Exercise instructions:
From the records, pick out and copy each line containing "ylabel".

Input material:
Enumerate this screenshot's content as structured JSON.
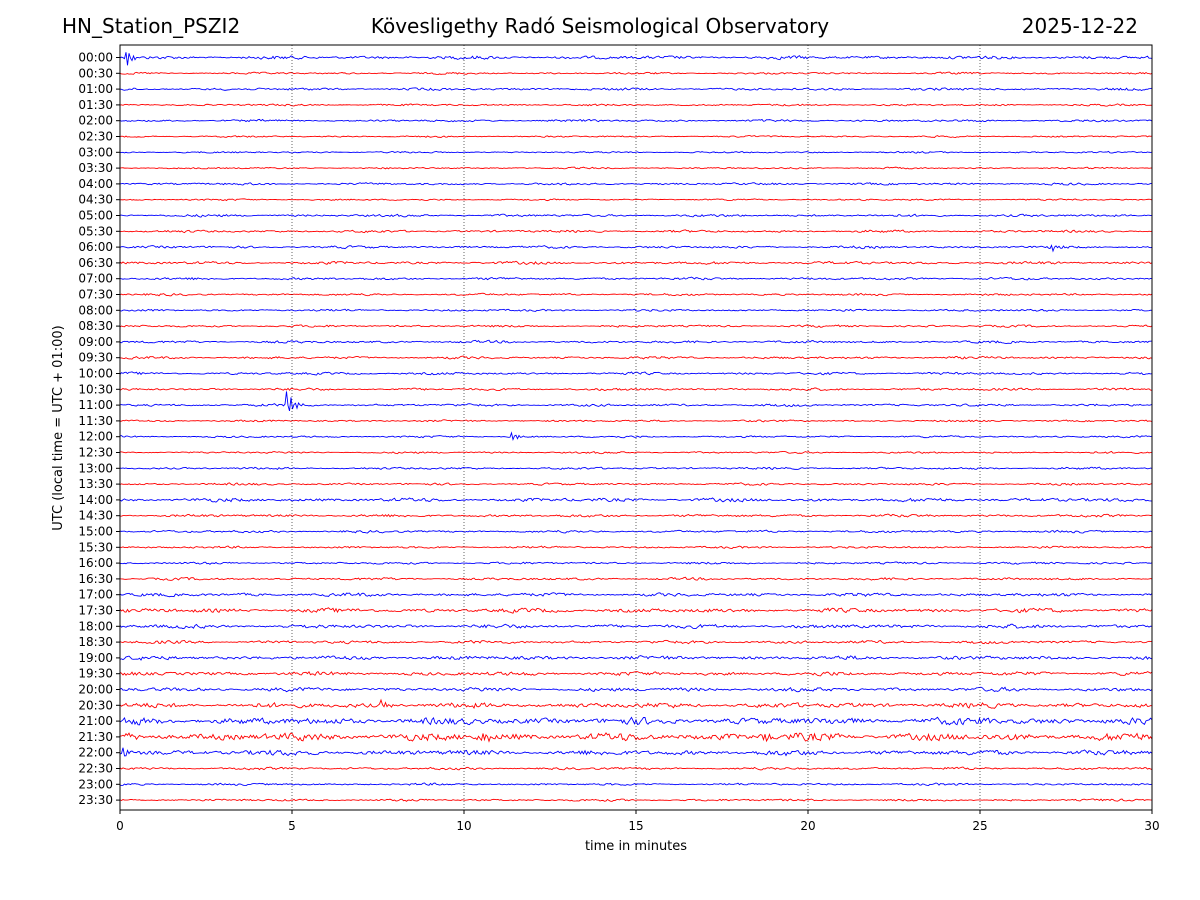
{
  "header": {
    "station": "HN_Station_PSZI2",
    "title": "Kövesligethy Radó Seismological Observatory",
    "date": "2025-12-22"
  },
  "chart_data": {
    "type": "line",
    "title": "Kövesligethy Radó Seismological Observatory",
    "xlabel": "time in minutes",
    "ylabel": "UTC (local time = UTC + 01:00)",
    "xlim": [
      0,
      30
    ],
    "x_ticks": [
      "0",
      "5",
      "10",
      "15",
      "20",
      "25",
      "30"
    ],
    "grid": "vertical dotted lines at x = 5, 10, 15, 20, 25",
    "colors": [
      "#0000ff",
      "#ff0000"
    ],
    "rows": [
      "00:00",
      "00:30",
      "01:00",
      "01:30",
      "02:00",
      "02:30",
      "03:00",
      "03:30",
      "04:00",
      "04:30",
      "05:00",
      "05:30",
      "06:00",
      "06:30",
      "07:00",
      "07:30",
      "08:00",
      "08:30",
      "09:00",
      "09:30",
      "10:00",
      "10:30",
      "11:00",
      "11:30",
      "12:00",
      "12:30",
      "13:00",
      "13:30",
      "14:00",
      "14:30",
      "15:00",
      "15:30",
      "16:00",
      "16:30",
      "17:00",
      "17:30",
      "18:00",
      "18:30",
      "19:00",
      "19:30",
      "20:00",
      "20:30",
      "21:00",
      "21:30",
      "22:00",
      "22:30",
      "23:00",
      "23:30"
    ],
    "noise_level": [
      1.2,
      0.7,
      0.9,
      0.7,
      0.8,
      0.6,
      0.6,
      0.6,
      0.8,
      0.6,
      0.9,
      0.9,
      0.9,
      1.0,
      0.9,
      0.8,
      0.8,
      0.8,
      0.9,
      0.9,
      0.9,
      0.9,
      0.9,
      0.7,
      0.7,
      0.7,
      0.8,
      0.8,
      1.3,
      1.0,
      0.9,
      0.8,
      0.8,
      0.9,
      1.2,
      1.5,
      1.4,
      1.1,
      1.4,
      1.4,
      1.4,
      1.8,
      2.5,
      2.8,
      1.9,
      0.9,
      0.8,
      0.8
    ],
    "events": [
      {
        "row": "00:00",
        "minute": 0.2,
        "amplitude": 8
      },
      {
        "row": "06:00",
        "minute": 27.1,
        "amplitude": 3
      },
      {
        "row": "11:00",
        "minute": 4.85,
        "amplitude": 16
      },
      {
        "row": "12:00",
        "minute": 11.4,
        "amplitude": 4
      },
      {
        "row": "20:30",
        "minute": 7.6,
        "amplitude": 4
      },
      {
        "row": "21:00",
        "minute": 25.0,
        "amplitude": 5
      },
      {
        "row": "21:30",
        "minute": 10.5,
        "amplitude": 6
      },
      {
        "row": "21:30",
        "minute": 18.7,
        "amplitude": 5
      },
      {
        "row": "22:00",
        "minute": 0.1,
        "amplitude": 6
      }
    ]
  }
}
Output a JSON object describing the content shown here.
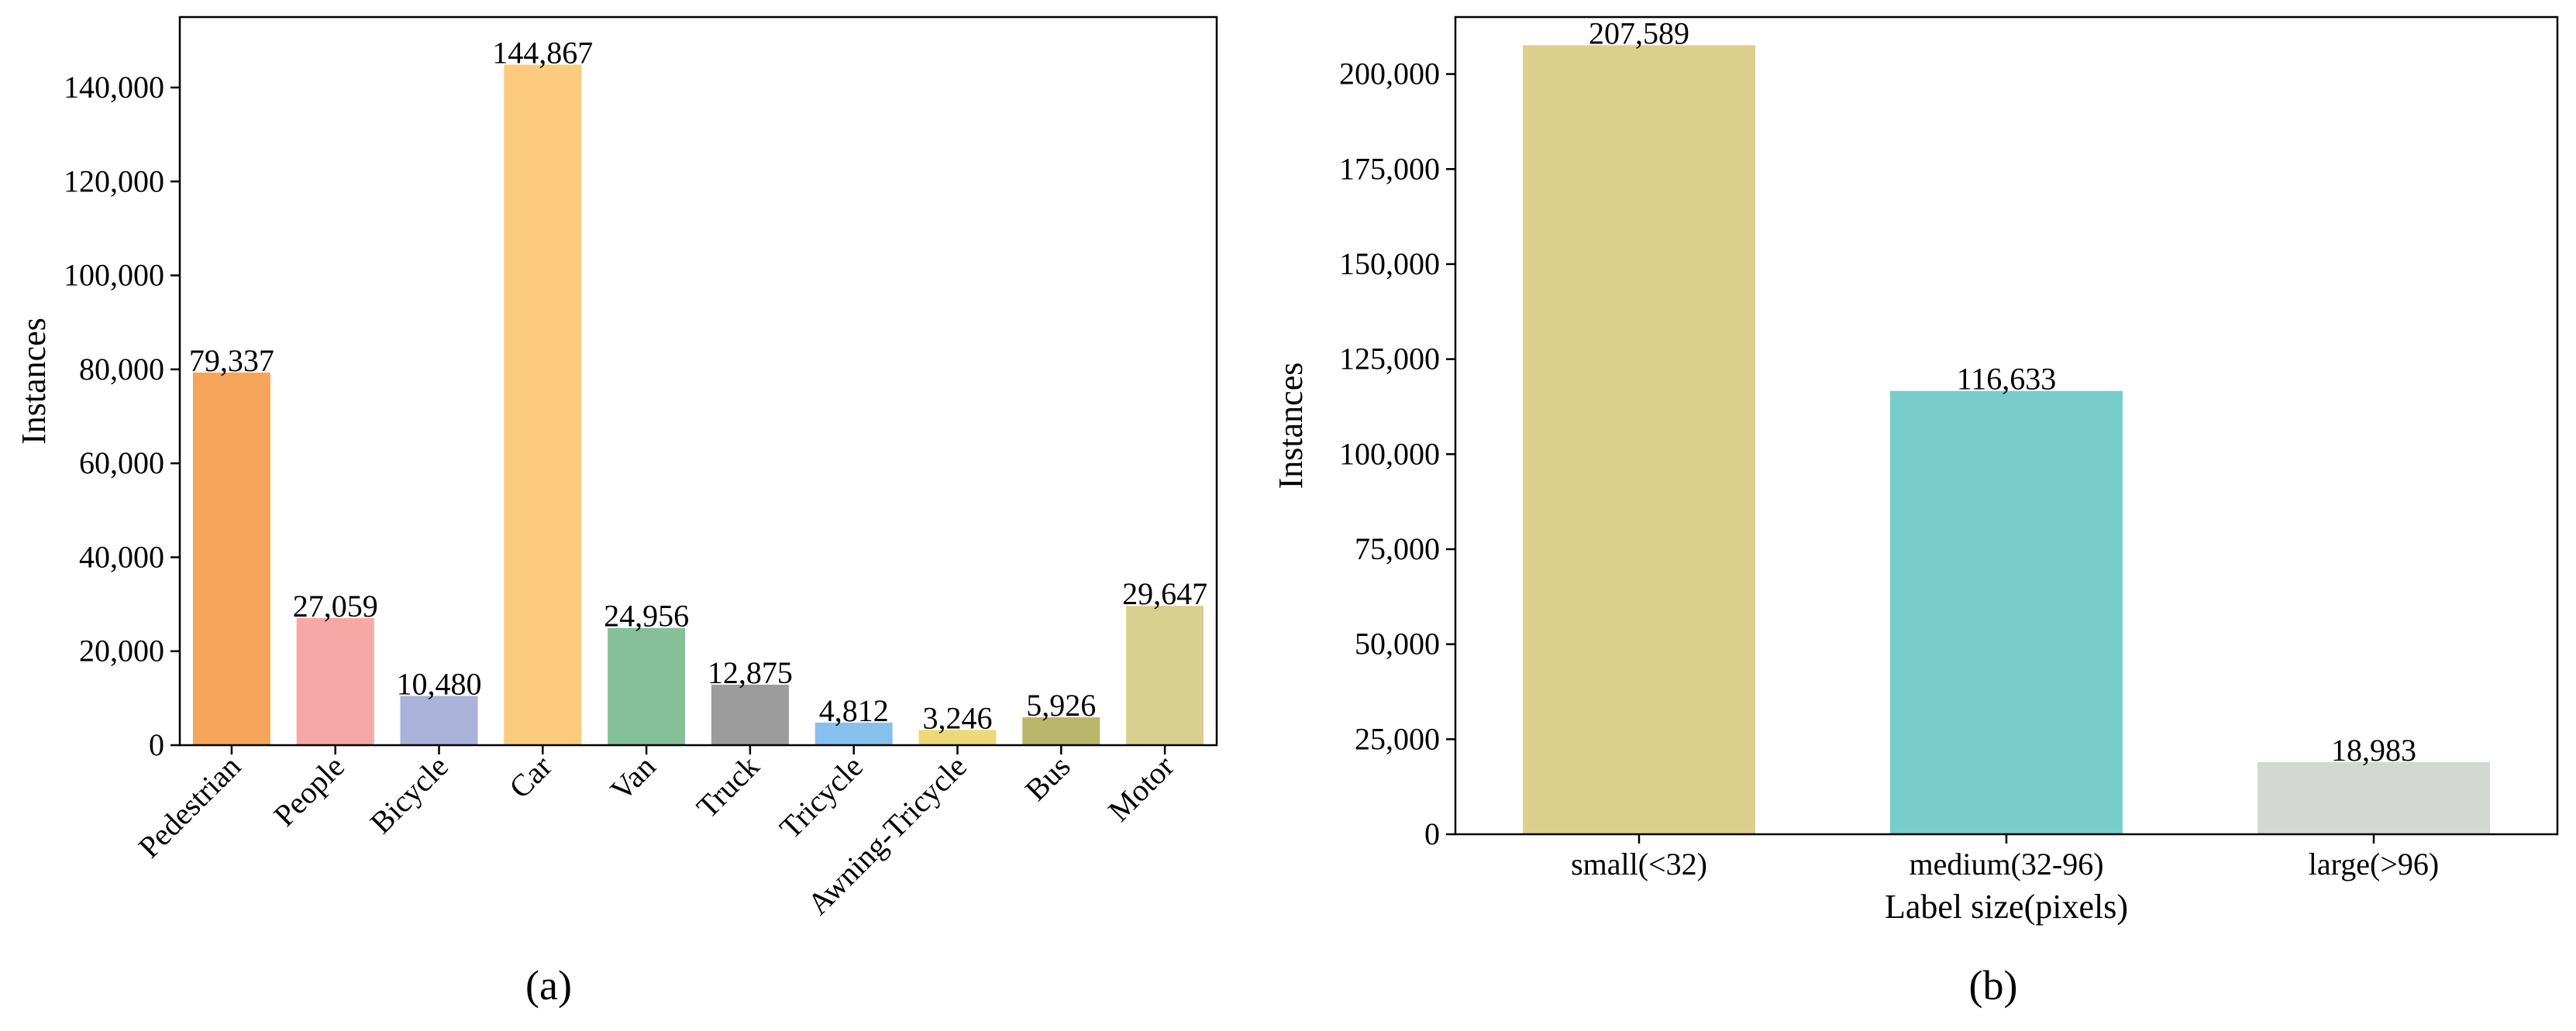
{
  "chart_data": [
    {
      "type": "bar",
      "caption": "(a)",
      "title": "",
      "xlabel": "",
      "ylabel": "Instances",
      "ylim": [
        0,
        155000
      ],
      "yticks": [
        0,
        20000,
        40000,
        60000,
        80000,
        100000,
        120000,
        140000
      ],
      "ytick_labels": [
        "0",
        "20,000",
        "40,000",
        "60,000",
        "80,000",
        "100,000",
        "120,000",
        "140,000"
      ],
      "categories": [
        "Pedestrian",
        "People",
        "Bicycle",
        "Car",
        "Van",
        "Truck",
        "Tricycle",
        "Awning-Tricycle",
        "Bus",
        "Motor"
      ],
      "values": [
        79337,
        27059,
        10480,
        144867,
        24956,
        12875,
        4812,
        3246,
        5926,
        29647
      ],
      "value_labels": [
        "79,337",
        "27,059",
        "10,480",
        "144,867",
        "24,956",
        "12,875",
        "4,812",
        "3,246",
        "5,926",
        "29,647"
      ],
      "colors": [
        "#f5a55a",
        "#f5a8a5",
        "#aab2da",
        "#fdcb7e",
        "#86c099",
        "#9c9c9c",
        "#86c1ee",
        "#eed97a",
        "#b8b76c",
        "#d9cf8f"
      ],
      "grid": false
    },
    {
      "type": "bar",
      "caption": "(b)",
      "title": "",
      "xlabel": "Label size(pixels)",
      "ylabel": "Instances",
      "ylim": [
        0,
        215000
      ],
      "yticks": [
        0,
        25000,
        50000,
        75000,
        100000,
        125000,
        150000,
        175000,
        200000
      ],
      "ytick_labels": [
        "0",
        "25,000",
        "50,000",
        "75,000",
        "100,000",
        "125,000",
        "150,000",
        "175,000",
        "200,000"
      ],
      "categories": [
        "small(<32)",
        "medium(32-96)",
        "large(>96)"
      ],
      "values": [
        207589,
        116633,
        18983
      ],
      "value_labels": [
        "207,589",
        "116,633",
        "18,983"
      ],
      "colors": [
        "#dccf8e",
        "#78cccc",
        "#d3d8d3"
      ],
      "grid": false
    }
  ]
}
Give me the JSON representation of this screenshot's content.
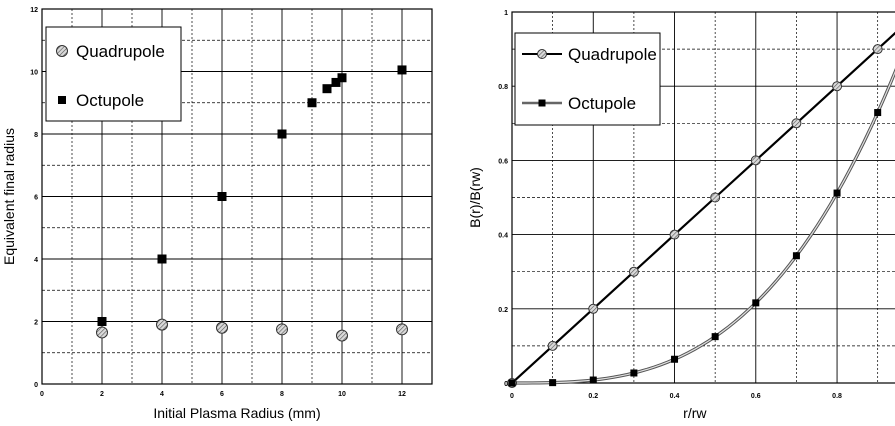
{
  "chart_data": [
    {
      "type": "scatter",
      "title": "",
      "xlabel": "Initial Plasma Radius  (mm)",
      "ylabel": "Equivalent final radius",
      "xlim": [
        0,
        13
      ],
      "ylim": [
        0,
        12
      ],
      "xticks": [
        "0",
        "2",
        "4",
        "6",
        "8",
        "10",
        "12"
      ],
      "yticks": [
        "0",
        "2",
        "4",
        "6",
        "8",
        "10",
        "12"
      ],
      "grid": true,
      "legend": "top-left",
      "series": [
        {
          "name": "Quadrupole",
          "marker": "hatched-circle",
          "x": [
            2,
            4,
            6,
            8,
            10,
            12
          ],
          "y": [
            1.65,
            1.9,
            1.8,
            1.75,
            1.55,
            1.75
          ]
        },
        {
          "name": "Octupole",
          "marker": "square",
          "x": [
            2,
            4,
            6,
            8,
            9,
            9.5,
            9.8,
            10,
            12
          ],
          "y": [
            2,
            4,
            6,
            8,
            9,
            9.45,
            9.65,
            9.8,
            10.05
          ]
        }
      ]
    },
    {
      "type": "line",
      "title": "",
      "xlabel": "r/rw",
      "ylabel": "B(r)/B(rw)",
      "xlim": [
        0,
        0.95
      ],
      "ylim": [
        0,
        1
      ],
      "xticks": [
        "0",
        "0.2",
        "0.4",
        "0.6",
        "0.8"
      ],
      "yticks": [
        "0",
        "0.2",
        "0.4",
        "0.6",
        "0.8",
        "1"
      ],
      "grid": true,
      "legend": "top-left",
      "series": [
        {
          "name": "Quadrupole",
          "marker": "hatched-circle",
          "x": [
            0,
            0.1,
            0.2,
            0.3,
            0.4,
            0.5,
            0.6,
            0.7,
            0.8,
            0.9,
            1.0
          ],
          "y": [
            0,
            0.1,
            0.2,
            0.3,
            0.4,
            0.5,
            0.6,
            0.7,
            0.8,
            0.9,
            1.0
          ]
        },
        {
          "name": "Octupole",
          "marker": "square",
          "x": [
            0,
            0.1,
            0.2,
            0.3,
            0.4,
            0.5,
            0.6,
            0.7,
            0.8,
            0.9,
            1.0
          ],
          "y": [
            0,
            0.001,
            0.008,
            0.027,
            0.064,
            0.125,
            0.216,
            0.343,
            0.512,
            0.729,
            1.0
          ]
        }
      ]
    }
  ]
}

Result:
    "ylabel": "UTC (local time = UTC + 01:00)",
      "ylabel": "Instances",
      "ylabel": "Instances",
      "ylabel": "Equivalent final radius",
      "ylabel": "B(r)/B(rw)",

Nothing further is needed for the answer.